What to work on
In the data that follows, count each line with the string "question"; the reply is the number only.

Dataset rows of page text:
====

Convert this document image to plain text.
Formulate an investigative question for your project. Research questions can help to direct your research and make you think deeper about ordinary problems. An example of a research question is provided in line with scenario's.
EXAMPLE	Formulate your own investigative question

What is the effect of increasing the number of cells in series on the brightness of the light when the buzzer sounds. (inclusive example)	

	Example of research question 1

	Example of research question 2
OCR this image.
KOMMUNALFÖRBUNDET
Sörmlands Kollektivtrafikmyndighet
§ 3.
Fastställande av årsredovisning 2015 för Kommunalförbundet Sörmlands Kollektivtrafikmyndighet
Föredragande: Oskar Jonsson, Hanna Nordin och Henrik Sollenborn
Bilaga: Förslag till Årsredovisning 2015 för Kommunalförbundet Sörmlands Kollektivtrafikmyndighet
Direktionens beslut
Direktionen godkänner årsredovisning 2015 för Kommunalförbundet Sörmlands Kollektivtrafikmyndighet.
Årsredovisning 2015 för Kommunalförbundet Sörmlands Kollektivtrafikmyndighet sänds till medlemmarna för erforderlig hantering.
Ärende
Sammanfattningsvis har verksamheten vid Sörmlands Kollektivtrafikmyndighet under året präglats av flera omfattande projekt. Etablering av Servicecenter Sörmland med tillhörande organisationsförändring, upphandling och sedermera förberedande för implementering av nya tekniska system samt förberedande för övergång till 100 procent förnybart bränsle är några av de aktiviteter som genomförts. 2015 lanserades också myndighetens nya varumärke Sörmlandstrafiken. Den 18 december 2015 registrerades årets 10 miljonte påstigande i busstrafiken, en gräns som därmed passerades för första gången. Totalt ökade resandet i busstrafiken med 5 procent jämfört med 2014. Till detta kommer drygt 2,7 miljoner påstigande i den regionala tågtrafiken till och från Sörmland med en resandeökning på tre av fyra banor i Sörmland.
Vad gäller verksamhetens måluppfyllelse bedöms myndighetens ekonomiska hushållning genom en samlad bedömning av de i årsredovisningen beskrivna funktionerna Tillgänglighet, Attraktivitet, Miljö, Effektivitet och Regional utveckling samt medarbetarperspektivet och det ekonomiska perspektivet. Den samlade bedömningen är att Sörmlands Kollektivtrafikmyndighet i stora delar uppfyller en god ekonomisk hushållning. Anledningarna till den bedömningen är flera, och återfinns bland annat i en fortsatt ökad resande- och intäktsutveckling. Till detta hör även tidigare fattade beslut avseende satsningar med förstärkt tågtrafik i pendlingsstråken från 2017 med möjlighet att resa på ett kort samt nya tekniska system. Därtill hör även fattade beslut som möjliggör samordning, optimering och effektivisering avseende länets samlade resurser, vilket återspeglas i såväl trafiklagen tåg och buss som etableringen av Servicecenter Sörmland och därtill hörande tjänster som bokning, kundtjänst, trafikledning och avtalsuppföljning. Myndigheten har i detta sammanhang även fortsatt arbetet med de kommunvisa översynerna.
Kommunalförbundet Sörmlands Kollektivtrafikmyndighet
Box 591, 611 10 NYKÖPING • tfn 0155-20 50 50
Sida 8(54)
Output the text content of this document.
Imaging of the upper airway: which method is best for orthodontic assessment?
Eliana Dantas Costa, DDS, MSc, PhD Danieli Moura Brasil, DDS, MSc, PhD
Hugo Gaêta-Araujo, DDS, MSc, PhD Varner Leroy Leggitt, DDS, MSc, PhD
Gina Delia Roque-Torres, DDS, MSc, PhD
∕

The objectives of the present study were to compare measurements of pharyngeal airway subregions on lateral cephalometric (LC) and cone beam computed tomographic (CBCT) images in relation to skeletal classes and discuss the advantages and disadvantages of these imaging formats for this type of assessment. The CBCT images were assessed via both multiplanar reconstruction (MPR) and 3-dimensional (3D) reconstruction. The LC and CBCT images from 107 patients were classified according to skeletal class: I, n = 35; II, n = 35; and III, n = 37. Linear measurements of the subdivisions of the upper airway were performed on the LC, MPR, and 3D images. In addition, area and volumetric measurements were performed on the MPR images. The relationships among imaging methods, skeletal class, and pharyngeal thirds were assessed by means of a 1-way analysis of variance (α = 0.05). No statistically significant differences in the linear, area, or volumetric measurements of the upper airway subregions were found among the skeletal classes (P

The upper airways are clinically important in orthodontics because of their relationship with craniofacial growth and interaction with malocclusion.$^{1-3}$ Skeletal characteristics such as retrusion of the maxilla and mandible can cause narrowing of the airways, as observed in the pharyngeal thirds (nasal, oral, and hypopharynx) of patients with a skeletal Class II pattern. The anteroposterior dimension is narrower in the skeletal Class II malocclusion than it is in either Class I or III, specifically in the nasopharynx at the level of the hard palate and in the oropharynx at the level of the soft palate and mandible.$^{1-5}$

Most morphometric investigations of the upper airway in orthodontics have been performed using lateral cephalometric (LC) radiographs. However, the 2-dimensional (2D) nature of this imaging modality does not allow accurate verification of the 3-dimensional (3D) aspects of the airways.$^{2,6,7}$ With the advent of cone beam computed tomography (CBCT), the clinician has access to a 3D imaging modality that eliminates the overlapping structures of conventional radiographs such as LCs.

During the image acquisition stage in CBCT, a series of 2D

====

Finished exercise
4